### Direction
Where a line below holds the string "text", copy that line.

### Dataset excerpts
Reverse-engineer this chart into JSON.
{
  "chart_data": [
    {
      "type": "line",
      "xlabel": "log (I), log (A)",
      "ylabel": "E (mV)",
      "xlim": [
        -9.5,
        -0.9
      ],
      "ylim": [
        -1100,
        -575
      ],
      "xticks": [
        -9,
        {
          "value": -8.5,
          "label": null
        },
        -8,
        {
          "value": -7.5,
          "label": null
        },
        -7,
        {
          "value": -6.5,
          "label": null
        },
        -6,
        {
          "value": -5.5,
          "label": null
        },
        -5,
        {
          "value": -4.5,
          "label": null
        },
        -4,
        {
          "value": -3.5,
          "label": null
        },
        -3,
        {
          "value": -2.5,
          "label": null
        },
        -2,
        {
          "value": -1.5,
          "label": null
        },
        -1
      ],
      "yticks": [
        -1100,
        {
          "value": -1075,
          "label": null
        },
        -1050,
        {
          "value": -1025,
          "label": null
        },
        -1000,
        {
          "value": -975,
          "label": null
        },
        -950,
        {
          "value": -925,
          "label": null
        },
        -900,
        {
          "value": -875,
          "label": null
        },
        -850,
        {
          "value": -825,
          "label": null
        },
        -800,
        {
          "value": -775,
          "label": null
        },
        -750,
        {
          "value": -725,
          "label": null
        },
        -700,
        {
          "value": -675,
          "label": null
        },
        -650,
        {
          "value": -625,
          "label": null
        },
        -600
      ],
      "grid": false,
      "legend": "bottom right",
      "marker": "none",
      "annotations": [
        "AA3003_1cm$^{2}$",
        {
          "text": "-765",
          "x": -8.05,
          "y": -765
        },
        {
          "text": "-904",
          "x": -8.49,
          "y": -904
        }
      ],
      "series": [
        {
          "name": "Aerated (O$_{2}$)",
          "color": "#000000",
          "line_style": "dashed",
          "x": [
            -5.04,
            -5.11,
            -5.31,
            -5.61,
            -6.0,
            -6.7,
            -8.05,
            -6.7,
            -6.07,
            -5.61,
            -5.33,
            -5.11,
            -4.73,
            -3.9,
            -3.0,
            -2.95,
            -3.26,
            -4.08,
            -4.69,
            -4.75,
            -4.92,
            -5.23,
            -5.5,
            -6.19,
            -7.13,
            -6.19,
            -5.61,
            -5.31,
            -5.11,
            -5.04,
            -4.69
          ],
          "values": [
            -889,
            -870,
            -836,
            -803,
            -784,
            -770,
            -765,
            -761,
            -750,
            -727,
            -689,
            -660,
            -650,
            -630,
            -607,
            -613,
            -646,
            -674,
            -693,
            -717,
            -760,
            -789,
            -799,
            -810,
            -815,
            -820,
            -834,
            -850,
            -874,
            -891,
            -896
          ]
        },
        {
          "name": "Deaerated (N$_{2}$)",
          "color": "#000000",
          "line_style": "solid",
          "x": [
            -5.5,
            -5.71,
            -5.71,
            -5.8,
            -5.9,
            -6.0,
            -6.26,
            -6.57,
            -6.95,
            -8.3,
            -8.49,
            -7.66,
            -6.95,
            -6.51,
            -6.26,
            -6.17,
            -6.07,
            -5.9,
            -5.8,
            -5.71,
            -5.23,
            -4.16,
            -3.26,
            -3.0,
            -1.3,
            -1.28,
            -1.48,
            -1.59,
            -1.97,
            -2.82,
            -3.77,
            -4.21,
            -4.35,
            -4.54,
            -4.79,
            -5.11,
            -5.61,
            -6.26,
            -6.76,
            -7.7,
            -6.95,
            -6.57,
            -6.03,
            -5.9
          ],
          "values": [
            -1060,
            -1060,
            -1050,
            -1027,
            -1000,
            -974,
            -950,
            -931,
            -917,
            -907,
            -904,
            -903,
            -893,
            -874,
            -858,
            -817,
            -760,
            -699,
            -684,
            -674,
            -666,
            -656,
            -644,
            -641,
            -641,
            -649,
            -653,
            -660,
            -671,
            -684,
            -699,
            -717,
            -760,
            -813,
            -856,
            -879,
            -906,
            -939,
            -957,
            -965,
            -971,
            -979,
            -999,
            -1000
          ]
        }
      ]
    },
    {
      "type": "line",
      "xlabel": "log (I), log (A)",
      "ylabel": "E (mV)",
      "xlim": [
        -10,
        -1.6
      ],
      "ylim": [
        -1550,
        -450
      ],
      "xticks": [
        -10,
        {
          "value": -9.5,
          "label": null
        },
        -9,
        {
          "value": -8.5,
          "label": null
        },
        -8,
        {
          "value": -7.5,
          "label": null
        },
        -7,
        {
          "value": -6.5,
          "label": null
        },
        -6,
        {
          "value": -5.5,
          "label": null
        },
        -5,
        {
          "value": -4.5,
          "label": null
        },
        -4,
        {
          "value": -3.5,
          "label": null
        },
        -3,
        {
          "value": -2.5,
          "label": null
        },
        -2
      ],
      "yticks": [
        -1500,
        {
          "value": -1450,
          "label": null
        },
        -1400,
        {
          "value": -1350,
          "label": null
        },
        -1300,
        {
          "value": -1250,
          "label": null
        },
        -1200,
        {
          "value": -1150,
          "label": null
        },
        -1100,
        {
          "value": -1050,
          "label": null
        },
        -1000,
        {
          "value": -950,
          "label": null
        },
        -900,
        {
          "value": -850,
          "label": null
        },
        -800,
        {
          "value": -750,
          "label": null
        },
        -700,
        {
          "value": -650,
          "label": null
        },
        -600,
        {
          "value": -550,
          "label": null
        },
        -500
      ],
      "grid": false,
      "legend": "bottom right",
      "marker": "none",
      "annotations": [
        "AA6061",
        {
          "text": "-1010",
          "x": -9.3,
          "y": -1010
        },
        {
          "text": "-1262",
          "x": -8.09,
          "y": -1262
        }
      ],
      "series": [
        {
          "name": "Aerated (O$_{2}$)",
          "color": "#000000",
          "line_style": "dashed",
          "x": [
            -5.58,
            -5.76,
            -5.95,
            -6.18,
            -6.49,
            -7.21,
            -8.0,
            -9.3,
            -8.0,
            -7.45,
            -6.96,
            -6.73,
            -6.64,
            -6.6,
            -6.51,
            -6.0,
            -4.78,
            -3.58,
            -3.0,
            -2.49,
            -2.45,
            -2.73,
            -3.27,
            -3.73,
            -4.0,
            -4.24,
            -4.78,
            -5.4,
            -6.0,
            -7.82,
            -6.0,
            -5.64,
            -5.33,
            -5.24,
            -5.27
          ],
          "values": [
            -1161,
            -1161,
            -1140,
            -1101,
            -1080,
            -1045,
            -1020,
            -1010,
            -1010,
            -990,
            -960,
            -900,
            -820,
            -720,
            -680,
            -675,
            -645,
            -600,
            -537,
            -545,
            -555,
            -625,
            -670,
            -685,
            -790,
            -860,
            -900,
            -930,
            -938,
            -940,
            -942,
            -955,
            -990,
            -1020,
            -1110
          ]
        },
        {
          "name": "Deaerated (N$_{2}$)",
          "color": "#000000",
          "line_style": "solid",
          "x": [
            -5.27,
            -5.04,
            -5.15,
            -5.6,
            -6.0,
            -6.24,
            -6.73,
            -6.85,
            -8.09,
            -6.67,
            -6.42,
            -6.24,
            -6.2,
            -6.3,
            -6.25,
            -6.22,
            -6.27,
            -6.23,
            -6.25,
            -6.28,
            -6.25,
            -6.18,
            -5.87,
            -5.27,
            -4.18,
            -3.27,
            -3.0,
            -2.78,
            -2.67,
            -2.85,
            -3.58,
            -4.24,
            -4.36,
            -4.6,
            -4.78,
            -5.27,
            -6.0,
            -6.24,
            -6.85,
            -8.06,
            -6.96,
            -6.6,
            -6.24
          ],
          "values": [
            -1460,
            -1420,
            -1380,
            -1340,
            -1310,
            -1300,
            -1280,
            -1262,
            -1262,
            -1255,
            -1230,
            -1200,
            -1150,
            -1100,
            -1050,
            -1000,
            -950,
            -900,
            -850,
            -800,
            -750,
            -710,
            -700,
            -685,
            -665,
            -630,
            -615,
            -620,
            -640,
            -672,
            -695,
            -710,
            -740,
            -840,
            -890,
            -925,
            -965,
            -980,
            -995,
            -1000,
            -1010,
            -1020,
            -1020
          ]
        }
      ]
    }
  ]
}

### Solution to this problem
          "text": "-765",
          "text": "-904",
          "text": "-1010",
          "text": "-1262",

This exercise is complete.